▶ _WRITTEN REQUEST_:
Single out the lines that include the word "structured". Copy them.

▶ _DATA FOR THE TASK_:

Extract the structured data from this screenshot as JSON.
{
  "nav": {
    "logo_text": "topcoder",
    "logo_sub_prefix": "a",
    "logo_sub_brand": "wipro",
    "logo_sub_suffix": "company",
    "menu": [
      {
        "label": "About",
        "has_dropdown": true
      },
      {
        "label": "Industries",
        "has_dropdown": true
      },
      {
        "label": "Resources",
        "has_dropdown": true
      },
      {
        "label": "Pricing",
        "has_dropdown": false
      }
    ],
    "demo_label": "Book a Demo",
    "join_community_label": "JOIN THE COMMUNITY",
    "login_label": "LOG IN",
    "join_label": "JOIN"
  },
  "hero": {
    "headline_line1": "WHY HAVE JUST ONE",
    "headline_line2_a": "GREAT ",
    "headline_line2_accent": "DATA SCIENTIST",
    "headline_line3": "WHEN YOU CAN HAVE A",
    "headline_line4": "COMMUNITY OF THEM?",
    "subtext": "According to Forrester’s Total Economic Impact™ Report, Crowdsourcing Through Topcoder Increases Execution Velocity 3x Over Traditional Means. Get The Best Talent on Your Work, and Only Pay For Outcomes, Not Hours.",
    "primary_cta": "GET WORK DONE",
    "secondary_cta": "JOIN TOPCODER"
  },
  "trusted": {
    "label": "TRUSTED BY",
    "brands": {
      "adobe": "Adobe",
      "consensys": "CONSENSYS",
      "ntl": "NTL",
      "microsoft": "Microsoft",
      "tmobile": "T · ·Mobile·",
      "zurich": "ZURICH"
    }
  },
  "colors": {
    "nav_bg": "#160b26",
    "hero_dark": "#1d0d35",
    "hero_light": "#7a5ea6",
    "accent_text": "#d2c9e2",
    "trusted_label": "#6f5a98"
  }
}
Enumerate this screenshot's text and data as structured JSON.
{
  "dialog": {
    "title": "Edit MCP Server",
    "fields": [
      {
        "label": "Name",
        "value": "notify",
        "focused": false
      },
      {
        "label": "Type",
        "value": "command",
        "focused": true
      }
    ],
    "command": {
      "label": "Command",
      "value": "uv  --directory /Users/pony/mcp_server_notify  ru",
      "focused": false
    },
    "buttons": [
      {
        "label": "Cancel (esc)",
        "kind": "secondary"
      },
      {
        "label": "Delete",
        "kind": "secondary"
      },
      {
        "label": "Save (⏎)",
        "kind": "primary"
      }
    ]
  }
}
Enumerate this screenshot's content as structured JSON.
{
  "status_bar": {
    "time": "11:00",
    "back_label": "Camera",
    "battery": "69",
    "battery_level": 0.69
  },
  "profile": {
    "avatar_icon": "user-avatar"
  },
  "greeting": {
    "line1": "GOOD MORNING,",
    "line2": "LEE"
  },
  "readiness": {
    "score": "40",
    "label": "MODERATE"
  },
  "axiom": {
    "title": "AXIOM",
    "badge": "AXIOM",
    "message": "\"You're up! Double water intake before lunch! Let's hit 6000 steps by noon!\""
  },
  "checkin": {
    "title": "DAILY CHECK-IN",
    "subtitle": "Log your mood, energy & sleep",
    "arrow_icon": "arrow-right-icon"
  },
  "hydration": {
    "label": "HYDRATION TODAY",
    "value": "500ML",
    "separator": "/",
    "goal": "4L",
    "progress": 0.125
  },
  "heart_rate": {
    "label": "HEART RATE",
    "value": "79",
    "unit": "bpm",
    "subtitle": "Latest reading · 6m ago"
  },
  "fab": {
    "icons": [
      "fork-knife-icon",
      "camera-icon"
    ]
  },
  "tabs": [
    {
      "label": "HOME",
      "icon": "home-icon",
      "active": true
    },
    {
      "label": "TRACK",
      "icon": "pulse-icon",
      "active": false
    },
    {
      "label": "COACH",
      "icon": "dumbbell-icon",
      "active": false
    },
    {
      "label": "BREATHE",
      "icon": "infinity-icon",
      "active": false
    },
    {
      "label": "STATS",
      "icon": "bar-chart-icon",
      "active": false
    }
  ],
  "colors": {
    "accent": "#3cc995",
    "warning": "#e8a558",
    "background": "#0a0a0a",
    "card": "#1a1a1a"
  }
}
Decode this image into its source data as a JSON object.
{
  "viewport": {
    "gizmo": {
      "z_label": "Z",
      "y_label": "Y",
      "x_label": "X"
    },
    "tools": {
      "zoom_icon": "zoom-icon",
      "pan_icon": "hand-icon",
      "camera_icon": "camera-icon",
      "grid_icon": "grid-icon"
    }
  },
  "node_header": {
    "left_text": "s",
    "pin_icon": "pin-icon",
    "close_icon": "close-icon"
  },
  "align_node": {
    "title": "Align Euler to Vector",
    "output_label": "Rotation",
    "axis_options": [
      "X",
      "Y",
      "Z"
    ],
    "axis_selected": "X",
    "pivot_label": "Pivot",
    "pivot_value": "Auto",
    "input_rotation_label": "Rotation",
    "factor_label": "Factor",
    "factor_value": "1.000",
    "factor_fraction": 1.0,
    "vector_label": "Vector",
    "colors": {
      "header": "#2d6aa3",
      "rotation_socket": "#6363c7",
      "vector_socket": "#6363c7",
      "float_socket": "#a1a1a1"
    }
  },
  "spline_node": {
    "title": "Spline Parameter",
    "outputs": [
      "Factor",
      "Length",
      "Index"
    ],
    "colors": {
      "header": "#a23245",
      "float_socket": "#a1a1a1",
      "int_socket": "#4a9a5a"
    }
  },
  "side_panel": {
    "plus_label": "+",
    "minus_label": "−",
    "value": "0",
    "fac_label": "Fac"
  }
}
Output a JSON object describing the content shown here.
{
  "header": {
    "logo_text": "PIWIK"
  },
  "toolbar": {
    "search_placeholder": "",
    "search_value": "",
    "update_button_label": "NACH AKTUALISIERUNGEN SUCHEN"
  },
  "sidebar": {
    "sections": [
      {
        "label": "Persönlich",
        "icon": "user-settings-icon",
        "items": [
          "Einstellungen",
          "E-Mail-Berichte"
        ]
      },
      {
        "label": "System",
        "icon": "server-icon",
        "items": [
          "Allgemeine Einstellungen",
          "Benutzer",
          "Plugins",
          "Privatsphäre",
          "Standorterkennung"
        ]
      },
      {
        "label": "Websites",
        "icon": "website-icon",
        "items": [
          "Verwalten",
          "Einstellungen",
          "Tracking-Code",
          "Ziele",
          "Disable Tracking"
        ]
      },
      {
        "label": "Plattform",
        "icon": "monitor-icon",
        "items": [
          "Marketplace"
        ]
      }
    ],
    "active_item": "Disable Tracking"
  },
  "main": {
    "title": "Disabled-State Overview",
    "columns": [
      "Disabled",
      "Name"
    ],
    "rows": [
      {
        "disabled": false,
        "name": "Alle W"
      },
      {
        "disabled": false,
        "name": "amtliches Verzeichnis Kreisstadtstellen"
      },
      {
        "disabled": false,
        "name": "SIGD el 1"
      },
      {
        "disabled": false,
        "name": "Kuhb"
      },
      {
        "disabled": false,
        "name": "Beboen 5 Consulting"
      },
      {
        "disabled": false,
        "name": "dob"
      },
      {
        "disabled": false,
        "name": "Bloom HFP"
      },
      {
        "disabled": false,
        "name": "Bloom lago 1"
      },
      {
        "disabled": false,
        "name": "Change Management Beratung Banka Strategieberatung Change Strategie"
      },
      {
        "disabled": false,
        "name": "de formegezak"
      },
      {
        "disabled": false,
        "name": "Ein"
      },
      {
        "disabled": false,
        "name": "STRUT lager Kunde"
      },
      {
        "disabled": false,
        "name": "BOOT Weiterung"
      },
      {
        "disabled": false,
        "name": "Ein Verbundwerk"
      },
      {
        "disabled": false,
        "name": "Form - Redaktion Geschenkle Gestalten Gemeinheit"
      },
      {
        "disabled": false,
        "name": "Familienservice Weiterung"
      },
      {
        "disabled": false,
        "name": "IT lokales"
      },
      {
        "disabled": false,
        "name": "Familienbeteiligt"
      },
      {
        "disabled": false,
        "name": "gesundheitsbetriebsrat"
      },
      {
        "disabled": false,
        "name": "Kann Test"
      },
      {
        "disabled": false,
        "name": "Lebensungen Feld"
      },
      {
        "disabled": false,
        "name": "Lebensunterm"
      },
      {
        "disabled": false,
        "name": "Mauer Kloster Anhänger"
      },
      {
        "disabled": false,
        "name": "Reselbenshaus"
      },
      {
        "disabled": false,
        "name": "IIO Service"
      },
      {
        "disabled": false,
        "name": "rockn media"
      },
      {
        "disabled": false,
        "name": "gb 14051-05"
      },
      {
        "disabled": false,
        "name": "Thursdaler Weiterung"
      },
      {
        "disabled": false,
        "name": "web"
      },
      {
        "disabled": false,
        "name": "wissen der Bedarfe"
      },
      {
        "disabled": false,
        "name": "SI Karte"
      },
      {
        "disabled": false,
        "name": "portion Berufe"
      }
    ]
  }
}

▶ _CORRECT RESPONSE_:
Extract the structured data from this screenshot as JSON.
Enumerate this screenshot's text and data as structured JSON.
Enumerate this screenshot's content as structured JSON.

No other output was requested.